◆ THE INPUT ◆
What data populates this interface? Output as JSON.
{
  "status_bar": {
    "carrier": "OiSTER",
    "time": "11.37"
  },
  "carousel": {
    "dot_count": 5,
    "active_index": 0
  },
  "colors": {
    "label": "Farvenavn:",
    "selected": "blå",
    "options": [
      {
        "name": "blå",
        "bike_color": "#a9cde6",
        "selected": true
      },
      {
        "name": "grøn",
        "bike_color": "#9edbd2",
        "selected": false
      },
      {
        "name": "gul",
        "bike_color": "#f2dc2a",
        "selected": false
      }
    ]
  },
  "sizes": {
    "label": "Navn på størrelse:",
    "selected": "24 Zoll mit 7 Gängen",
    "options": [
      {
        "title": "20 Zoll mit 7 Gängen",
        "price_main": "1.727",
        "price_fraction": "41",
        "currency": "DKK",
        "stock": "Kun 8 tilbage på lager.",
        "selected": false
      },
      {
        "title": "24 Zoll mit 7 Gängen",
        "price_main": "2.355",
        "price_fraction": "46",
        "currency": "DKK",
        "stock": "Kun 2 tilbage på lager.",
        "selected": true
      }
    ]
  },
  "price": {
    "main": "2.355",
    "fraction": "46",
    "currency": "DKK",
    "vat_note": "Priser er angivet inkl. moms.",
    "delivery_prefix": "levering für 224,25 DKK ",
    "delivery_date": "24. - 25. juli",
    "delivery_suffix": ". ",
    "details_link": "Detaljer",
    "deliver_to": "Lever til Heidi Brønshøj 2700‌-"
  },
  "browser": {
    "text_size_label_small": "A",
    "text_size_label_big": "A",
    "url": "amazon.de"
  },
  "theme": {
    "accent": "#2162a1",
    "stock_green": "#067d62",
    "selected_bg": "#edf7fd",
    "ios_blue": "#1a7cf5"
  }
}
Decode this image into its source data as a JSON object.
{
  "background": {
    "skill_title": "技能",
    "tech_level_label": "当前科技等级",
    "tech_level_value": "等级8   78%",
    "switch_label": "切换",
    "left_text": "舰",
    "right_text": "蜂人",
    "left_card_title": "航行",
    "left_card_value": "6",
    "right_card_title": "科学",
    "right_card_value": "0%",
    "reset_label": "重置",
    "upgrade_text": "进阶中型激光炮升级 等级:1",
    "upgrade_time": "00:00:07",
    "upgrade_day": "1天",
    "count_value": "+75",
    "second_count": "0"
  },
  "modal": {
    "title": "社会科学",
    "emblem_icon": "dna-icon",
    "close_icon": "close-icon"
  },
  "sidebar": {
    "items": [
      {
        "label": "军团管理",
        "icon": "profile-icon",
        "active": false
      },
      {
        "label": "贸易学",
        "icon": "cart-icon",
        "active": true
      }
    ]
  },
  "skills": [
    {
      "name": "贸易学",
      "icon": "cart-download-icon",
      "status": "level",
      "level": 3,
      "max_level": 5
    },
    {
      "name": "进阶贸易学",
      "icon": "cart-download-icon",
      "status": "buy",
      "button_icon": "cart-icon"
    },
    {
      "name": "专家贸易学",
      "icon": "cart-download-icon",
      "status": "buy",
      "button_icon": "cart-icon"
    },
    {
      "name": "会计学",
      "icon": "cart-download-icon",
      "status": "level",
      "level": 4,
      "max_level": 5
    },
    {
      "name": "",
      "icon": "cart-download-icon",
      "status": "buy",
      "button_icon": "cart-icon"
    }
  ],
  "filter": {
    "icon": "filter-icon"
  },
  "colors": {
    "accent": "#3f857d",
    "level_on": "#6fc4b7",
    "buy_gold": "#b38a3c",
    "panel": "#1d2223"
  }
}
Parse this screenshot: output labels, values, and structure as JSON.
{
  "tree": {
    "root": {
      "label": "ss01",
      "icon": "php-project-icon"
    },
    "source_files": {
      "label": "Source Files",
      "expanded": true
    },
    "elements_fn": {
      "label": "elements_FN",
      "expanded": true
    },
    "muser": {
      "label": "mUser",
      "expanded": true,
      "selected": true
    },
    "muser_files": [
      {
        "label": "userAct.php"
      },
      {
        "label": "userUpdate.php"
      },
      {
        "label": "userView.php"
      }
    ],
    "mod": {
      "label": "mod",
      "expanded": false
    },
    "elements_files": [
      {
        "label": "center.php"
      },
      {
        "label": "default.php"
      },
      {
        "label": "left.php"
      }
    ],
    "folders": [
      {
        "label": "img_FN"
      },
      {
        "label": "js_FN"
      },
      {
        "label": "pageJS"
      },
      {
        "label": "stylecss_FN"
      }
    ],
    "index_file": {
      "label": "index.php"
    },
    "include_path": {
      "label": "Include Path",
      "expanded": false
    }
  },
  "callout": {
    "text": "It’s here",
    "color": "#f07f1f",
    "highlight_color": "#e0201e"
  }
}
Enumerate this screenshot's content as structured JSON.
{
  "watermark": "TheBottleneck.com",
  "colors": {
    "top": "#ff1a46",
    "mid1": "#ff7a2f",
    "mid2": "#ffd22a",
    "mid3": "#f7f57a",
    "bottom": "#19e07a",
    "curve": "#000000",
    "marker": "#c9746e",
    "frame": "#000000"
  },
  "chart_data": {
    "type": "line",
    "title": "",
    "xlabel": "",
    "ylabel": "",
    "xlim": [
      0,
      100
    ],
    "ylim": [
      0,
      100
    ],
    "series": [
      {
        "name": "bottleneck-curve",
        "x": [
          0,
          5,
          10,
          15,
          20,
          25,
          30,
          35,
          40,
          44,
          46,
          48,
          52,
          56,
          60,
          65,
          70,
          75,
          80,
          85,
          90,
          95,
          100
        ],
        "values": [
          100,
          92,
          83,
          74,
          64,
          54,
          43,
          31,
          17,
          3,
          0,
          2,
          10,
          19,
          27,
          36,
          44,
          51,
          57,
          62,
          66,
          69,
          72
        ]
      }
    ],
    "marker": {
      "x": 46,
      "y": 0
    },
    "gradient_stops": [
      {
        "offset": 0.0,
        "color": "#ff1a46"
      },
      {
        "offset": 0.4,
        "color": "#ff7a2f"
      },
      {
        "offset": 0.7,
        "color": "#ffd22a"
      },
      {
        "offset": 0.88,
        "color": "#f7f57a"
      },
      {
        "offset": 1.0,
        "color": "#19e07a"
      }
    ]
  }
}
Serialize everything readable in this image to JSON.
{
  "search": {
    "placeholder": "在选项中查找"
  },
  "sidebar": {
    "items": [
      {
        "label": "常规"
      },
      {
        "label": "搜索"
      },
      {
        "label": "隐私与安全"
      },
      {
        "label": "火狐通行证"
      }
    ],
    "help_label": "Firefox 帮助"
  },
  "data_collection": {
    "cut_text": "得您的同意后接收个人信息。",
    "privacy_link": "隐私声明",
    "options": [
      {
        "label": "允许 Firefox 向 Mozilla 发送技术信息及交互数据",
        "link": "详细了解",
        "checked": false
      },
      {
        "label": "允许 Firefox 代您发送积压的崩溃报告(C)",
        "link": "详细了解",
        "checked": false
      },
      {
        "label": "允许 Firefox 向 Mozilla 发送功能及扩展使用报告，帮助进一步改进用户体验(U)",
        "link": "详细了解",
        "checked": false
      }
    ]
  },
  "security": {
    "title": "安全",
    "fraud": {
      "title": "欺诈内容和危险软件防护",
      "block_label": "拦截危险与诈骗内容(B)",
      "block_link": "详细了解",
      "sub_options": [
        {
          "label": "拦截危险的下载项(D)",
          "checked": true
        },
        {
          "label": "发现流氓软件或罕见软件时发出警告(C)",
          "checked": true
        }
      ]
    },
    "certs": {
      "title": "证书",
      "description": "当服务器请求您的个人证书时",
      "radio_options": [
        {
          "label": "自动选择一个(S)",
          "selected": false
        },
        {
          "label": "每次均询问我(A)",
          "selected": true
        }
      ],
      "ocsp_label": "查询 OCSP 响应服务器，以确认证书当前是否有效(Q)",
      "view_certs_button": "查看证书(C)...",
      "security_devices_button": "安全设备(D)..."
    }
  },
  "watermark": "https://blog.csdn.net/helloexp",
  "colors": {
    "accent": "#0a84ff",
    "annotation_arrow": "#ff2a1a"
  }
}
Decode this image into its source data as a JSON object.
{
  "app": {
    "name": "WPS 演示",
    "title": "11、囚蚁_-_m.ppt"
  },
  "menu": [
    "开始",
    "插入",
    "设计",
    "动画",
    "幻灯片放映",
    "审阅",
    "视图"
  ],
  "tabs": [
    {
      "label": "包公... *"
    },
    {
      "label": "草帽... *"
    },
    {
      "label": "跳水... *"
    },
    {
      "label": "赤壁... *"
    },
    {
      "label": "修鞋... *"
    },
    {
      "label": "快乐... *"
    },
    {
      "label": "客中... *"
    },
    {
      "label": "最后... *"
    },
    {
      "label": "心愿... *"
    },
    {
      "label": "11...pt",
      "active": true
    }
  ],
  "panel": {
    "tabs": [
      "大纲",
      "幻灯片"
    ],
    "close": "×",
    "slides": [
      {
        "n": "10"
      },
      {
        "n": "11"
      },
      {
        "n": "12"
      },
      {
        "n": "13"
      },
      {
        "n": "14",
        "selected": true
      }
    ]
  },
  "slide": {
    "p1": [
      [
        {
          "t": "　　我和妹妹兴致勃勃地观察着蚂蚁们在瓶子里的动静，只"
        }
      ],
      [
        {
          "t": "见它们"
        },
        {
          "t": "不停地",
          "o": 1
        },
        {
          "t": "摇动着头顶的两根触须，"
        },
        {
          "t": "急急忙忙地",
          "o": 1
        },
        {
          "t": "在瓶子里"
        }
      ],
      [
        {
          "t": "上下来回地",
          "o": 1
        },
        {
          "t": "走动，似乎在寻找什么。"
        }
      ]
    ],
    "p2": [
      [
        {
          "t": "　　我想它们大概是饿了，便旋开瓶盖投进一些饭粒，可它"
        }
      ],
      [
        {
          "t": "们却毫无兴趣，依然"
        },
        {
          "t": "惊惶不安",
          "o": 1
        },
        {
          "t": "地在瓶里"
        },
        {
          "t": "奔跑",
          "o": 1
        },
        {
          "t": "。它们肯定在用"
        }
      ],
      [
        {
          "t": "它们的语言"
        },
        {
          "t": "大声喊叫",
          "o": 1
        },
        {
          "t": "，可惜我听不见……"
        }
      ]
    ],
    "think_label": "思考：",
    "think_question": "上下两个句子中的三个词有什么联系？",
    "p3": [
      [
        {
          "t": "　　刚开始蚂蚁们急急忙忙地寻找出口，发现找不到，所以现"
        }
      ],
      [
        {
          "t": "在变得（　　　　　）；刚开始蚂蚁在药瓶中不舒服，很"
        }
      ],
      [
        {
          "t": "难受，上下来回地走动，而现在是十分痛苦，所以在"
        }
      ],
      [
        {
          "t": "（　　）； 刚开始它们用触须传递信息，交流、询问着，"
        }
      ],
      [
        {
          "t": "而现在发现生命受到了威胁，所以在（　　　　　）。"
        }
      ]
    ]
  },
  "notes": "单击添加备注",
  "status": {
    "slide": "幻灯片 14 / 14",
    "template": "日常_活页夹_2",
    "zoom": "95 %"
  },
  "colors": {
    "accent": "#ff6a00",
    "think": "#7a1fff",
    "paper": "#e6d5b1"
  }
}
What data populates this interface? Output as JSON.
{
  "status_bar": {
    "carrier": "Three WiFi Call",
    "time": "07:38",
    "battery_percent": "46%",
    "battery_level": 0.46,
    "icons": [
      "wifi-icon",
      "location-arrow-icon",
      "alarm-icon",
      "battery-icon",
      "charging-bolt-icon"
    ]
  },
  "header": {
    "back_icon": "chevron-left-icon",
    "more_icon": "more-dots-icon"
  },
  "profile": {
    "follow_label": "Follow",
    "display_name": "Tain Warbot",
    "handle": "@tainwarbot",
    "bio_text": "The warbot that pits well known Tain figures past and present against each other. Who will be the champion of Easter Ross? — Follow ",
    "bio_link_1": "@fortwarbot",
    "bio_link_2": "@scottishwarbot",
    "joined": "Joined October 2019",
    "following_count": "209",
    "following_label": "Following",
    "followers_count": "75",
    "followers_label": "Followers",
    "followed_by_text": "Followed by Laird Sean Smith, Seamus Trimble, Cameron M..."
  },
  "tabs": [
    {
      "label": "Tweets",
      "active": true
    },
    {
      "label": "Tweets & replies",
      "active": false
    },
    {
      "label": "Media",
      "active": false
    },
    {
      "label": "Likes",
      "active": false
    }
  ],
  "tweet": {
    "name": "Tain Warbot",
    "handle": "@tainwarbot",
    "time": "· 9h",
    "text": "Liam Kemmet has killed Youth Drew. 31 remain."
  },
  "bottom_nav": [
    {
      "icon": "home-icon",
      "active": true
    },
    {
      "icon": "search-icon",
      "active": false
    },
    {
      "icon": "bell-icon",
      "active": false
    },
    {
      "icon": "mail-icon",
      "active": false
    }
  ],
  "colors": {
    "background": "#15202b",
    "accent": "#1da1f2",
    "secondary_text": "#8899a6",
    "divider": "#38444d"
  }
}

◆ THE PROBLEM ◆
Sift through the entries and copy every line with "Zoll".

◆ ANSWER TO THIS TASK ◆
    "selected": "24 Zoll mit 7 Gängen",
        "title": "20 Zoll mit 7 Gängen",
        "title": "24 Zoll mit 7 Gängen",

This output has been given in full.